* _Exercise brief_:
Return all lines in the material below that contain "Coordinate".

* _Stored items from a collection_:

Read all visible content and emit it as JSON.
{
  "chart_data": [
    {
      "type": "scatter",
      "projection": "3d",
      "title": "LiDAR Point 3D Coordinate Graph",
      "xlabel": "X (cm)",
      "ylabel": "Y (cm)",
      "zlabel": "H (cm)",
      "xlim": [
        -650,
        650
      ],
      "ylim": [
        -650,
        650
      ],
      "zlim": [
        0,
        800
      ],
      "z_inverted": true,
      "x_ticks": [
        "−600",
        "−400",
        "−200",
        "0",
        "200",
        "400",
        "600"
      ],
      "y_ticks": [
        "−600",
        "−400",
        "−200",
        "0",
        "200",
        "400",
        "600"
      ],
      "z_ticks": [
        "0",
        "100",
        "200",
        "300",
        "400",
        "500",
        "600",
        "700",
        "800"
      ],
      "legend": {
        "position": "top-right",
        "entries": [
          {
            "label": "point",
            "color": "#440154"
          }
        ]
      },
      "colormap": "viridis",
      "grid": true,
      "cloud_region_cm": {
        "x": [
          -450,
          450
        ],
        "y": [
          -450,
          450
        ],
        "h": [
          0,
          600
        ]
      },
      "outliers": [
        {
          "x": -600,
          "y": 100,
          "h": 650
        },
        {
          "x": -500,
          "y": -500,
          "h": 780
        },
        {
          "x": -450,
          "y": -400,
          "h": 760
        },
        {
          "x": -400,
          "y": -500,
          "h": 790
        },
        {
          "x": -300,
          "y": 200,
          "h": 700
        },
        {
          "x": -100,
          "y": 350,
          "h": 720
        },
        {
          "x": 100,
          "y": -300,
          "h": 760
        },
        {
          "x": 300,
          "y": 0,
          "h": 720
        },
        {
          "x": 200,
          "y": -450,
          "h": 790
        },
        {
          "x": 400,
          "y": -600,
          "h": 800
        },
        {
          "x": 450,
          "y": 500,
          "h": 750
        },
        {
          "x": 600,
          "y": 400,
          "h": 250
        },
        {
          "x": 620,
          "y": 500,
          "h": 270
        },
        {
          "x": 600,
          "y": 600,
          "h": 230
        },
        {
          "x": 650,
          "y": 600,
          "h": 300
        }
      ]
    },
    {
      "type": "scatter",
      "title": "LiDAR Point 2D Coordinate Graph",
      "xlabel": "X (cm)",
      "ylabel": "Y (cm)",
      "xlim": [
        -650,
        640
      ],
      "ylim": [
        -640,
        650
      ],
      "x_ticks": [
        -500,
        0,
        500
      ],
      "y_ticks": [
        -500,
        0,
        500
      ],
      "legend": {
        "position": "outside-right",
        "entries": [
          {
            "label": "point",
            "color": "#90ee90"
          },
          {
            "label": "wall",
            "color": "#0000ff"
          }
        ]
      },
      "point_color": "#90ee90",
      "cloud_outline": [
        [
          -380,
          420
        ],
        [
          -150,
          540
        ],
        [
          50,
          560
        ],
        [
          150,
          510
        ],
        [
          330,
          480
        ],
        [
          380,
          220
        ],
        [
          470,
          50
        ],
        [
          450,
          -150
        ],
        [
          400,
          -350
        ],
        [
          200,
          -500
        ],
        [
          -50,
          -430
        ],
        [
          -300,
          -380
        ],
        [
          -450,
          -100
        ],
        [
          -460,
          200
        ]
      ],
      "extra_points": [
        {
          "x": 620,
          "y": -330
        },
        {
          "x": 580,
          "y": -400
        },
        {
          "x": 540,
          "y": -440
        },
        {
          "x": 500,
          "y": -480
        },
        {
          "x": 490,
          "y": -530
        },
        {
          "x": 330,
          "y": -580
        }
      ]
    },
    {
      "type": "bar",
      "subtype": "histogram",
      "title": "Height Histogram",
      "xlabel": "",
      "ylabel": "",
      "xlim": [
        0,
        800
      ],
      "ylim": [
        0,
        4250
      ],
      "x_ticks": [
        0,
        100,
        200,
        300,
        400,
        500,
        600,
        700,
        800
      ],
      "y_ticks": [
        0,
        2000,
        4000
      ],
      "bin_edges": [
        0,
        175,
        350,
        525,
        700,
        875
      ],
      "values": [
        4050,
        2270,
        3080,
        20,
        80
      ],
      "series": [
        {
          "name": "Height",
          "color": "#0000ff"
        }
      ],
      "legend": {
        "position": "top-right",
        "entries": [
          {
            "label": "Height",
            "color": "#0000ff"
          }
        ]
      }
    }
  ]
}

==

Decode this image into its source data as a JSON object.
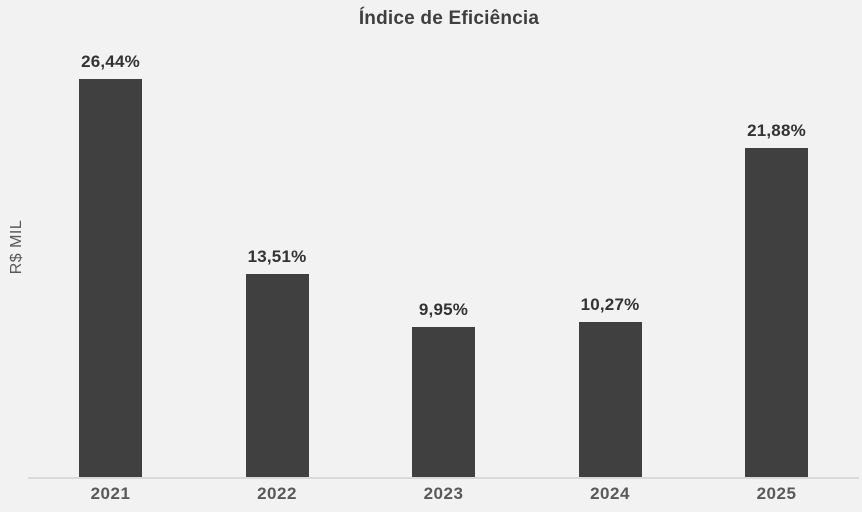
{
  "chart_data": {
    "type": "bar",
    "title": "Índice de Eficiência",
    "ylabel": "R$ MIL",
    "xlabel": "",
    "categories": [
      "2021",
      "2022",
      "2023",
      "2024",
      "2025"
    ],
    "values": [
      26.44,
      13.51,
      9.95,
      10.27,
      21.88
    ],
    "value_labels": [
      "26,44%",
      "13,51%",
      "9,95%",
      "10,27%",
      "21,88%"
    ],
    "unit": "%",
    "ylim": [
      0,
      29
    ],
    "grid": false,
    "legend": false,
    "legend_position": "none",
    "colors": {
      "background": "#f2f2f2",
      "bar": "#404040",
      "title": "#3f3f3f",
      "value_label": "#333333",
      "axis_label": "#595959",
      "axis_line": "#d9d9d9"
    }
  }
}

* _Solution to the problem_:
      "title": "LiDAR Point 3D Coordinate Graph",
      "title": "LiDAR Point 2D Coordinate Graph",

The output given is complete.